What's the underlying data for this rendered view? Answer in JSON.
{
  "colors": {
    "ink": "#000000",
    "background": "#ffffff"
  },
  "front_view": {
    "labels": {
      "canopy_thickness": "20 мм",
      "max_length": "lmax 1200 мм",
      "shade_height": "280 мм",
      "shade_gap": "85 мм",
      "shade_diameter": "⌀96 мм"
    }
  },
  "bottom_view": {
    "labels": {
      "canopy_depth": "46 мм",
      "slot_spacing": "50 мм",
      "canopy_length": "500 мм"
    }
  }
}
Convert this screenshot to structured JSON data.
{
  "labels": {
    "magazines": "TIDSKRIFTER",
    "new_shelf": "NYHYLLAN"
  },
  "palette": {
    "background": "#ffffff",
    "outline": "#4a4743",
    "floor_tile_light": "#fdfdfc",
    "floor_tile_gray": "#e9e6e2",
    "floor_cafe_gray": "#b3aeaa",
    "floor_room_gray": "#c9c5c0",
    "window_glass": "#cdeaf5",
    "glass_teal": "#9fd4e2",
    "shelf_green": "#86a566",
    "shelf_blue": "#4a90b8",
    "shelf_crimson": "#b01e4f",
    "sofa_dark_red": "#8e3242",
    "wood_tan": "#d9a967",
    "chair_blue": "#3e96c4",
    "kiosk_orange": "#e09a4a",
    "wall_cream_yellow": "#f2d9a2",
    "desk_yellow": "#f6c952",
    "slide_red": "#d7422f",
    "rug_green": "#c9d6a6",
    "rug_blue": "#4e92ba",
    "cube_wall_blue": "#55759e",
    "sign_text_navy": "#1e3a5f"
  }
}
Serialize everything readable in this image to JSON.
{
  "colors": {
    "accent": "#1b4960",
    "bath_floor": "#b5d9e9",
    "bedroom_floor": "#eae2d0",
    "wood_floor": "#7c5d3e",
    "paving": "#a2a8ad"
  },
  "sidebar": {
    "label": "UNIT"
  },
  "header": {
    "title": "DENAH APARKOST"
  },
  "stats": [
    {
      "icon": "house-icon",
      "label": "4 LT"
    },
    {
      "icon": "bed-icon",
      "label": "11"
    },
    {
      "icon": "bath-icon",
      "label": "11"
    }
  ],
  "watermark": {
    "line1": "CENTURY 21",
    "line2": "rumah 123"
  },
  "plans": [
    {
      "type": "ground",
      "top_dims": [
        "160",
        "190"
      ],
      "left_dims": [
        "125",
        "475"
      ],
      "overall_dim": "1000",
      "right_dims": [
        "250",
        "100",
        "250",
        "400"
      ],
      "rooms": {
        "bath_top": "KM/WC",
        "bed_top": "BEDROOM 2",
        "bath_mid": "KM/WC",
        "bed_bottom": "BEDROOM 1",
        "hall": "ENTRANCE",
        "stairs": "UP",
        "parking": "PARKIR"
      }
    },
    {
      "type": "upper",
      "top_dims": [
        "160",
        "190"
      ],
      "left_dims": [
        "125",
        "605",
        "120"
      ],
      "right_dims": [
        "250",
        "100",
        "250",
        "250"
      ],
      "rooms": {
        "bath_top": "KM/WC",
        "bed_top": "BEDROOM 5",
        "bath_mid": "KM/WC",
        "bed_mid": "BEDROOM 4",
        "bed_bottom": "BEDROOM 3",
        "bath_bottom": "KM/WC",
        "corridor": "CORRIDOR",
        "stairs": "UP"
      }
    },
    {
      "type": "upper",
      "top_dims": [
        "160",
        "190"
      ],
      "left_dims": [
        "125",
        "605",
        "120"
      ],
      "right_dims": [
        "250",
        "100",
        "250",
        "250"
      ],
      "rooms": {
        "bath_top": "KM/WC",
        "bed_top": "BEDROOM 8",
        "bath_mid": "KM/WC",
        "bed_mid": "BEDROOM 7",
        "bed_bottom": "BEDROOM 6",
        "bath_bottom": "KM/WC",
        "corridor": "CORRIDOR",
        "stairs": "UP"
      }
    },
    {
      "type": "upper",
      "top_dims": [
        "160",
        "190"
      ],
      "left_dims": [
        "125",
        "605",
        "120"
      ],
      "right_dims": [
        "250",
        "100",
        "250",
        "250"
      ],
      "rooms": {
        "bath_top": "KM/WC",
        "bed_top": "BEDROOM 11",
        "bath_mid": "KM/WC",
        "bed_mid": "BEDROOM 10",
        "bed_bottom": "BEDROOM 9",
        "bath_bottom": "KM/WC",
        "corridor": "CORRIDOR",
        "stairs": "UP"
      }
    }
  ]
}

EXERCISE PROMPT: Write out every line from the entries where "data" appears.

RESULT OF THIS TASK:
What's the underlying data for this rendered view? Answer in JSON.
Convert this screenshot to structured JSON data.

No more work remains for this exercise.